### To be done
Retype the whole listing below, character for character.

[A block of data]
※ ※ ※

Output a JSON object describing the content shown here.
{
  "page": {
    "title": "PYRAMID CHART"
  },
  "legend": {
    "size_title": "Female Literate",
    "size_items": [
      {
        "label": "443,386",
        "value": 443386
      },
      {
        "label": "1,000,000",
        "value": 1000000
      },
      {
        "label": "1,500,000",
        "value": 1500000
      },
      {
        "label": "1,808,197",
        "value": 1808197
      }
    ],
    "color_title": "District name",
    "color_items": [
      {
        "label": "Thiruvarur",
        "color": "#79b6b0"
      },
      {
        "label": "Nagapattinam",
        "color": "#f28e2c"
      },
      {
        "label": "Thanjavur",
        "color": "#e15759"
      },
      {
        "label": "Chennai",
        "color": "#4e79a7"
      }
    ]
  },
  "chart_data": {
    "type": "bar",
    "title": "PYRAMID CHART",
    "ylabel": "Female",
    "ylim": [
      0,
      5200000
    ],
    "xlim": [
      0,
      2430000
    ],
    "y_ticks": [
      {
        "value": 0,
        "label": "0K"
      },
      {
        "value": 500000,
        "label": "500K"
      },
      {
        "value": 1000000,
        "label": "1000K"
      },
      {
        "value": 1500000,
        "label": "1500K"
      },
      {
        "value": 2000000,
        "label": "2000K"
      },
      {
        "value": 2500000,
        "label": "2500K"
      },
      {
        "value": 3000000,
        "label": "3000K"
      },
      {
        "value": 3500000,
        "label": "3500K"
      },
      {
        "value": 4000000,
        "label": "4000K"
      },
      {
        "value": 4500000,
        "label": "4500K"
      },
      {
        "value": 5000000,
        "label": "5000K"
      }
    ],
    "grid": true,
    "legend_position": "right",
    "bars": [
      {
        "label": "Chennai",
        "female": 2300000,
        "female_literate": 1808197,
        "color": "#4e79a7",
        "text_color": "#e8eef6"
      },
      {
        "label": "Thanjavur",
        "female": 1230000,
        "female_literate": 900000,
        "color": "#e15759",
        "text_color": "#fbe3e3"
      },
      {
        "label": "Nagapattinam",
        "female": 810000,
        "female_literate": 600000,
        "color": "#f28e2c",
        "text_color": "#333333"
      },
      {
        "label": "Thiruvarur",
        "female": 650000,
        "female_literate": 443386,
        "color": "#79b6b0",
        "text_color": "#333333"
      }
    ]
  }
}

※ ※ ※

### Written answer
Output a JSON object describing the content shown here.
{
  "page": {
    "title": "PYRAMID CHART"
  },
  "legend": {
    "size_title": "Female Literate",
    "size_items": [
      {
        "label": "443,386",
        "value": 443386
      },
      {
        "label": "1,000,000",
        "value": 1000000
      },
      {
        "label": "1,500,000",
        "value": 1500000
      },
      {
        "label": "1,808,197",
        "value": 1808197
      }
    ],
    "color_title": "District name",
    "color_items": [
      {
        "label": "Thiruvarur",
        "color": "#79b6b0"
      },
      {
        "label": "Nagapattinam",
        "color": "#f28e2c"
      },
      {
        "label": "Thanjavur",
        "color": "#e15759"
      },
      {
        "label": "Chennai",
        "color": "#4e79a7"
      }
    ]
  },
  "chart_data": {
    "type": "bar",
    "title": "PYRAMID CHART",
    "ylabel": "Female",
    "ylim": [
      0,
      5200000
    ],
    "xlim": [
      0,
      2430000
    ],
    "y_ticks": [
      {
        "value": 0,
        "label": "0K"
      },
      {
        "value": 500000,
        "label": "500K"
      },
      {
        "value": 1000000,
        "label": "1000K"
      },
      {
        "value": 1500000,
        "label": "1500K"
      },
      {
        "value": 2000000,
        "label": "2000K"
      },
      {
        "value": 2500000,
        "label": "2500K"
      },
      {
        "value": 3000000,
        "label": "3000K"
      },
      {
        "value": 3500000,
        "label": "3500K"
      },
      {
        "value": 4000000,
        "label": "4000K"
      },
      {
        "value": 4500000,
        "label": "4500K"
      },
      {
        "value": 5000000,
        "label": "5000K"
      }
    ],
    "grid": true,
    "legend_position": "right",
    "bars": [
      {
        "label": "Chennai",
        "female": 2300000,
        "female_literate": 1808197,
        "color": "#4e79a7",
        "text_color": "#e8eef6"
      },
      {
        "label": "Thanjavur",
        "female": 1230000,
        "female_literate": 900000,
        "color": "#e15759",
        "text_color": "#fbe3e3"
      },
      {
        "label": "Nagapattinam",
        "female": 810000,
        "female_literate": 600000,
        "color": "#f28e2c",
        "text_color": "#333333"
      },
      {
        "label": "Thiruvarur",
        "female": 650000,
        "female_literate": 443386,
        "color": "#79b6b0",
        "text_color": "#333333"
      }
    ]
  }
}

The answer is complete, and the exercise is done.